本文抜粋:
====
コトバのチカラ | 便所の落書きを、真に受けてはイケナイ。

コトバのチカラ

その地方ごとのコトバ(方言)を紹介しながら、
未来に残したい、受け継いでいきたい言葉は何
かと、インターネット等による視聴者投票で
決める番組があった。

たしか公共放送で、「ふるさと日本のことば」
といっただろうか。

選択式ではなく、そのコトバへの思い入れも
含めて自由記述で投票するものであったので、
興味を惹かれた。


大学への入学を期に上京してから何年も経ち、
自分のアイデンティティを、「兵庫県のコトバ
(もっと言えば播州弁)」というものに見出し
つつあった頃だったので、迷わず、一番好き
だったコトバを投票した。

  「べっちょない」

別条ない、あたりがなまってできたのだろう、
大丈夫、という意味を表す方言だ。

実際には、

  「べっちょないか?」
   (大丈夫か?何ともないか?)

  「べっちょない、べっちょない」
   (大丈夫、大丈夫!心配ない!)

なんてやりとりする。

どちらかといえば、気遣いをもって、五十代
以上の年配者が好んで使う類のコトバなのだ
が、なんとも言えない柔らかさを持っている。


幼い頃、暗い気持ちになりかかっていても、
そのように声をかけてもらえばほっこりした
ものだ。
====
小問 1: 上の本文で、かぎかっこ「」で囲まれている語句を、出てくる順にすべて書き出してください。
小問 2:
次の(a)〜(c)は、上の本文の内容と合っていますか。それぞれ「はい」か「いいえ」で答え、決め手になる本文の言葉をそのまま引用してください。
(a) 番組の投票は、選択肢から選ぶ形だった。
(b) 筆者は大学への入学をきっかけに上京した。
(c) 「べっちょない」は、主に若い人が好んで使う言葉だ。
====
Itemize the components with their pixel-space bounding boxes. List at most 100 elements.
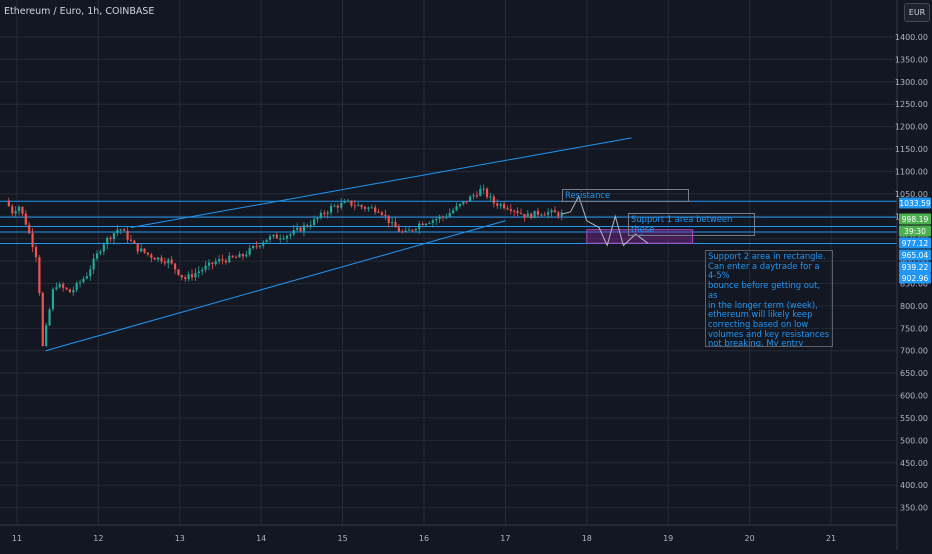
support-rectangle[interactable] [586,229,694,244]
candle-body [89,269,92,277]
candle-body [309,225,312,227]
candle-body [184,277,187,280]
candle-body [292,229,295,235]
candle-body [313,219,316,226]
candle-body [170,259,173,264]
candle-body [513,210,516,212]
candle-body [306,225,309,227]
candle-body [357,205,360,207]
price-badge-label: 977.12 [902,239,929,248]
trendline[interactable] [45,220,506,352]
price-badge-label: 902.96 [902,274,929,283]
x-tick-label: 18 [582,534,592,543]
candle-body [28,224,31,234]
candle-body [424,223,428,226]
y-tick-label: 450.00 [900,459,928,468]
candle-body [140,248,143,252]
x-tick-label: 19 [663,534,673,543]
candle-body [106,237,109,245]
y-tick-label: 750.00 [900,324,928,333]
candle-body [95,253,99,259]
y-tick-label: 650.00 [900,369,928,378]
candle-body [302,225,306,232]
candle-body [452,210,455,214]
candle-body [380,212,384,215]
candle-body [221,259,224,261]
candle-body [492,196,495,204]
candle-body [7,200,10,207]
candle-body [350,200,353,206]
candle-body [58,284,61,288]
candle-body [333,205,336,207]
trendline[interactable] [130,137,632,228]
support-2-annotation[interactable]: Support 2 area in rectangle. Can enter a… [705,250,833,347]
x-tick-label: 14 [256,534,266,543]
candle-body [296,227,299,230]
candle-body [530,213,533,218]
candle-body [143,248,146,253]
candle-body [51,289,55,310]
y-tick-label: 350.00 [900,504,928,513]
price-badges: 1033.59 998.19 39:30 977.12 965.04 939.22 902.… [899,197,931,284]
candle-body [482,188,485,190]
support-1-annotation[interactable]: Support 1 area between these 2 lines [628,213,755,236]
x-tick-label: 15 [338,534,348,543]
candle-body [346,200,350,202]
symbol-title[interactable]: Ethereum / Euro, 1h, COINBASE [4,6,155,17]
candle-body [62,284,65,288]
candle-body [411,229,414,231]
candle-body [82,278,85,283]
candle-body [374,207,377,213]
x-tick-label: 20 [745,534,755,543]
price-badge [899,249,931,261]
candle-body [550,210,553,213]
candle-body [177,269,180,275]
y-tick-label: 1300.00 [895,78,928,87]
candle-body [363,206,367,209]
candle-body [465,201,468,203]
candle-body [78,282,82,284]
candle-body [506,208,509,210]
y-tick-label: 1100.00 [895,167,928,176]
candle-body [519,213,523,215]
candle-body [48,309,51,326]
resistance-annotation[interactable]: Resistance [562,189,689,202]
candle-body [360,205,363,207]
currency-label[interactable]: EUR [904,3,930,22]
candle-body [407,229,411,231]
x-tick-label: 16 [419,534,429,543]
candle-body [499,204,502,206]
candle-body [241,254,244,257]
price-projection[interactable] [562,194,649,247]
candle-body [119,229,122,231]
trendlines[interactable] [45,137,632,352]
candle-body [211,262,214,265]
candle-body [102,244,105,252]
price-badge-label: 39:30 [904,227,926,236]
candle-body [509,209,512,211]
candle-body [370,207,373,209]
y-tick-label: 600.00 [900,392,928,401]
candle-body [553,210,557,213]
candle-body [245,254,248,257]
candle-body [438,216,441,219]
candle-body [404,230,407,232]
candle-body [502,204,506,209]
candle-body [523,213,526,218]
price-badge-label: 939.22 [902,263,929,272]
candle-body [153,257,156,260]
candle-body [526,213,529,218]
candle-body [248,248,251,255]
candle-body [224,260,228,263]
candle-body [75,282,78,291]
candle-body [316,217,319,220]
candle-body [167,259,170,264]
candle-body [180,274,183,278]
price-badge [899,261,931,273]
candle-body [92,258,95,270]
candle-body [65,287,68,290]
candle-body [485,188,489,198]
candle-body [194,273,197,278]
time-axis[interactable]: 11 12 13 14 15 16 17 18 19 20 21 [12,534,836,543]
====
詳しい解答 1:
1. 「ふるさと日本のことば」
2. 「兵庫県のコトバ(もっと言えば播州弁)」
3. 「べっちょない」
4. 「べっちょないか?」
5. 「べっちょない、べっちょない」

詳しい解答 2:
(a) いいえ。「選択式ではなく、そのコトバへの思い入れも含めて自由記述で投票するものであった」
(b) はい。「大学への入学を期に上京してから何年も経ち」
(c) いいえ。「五十代以上の年配者が好んで使う類のコトバ」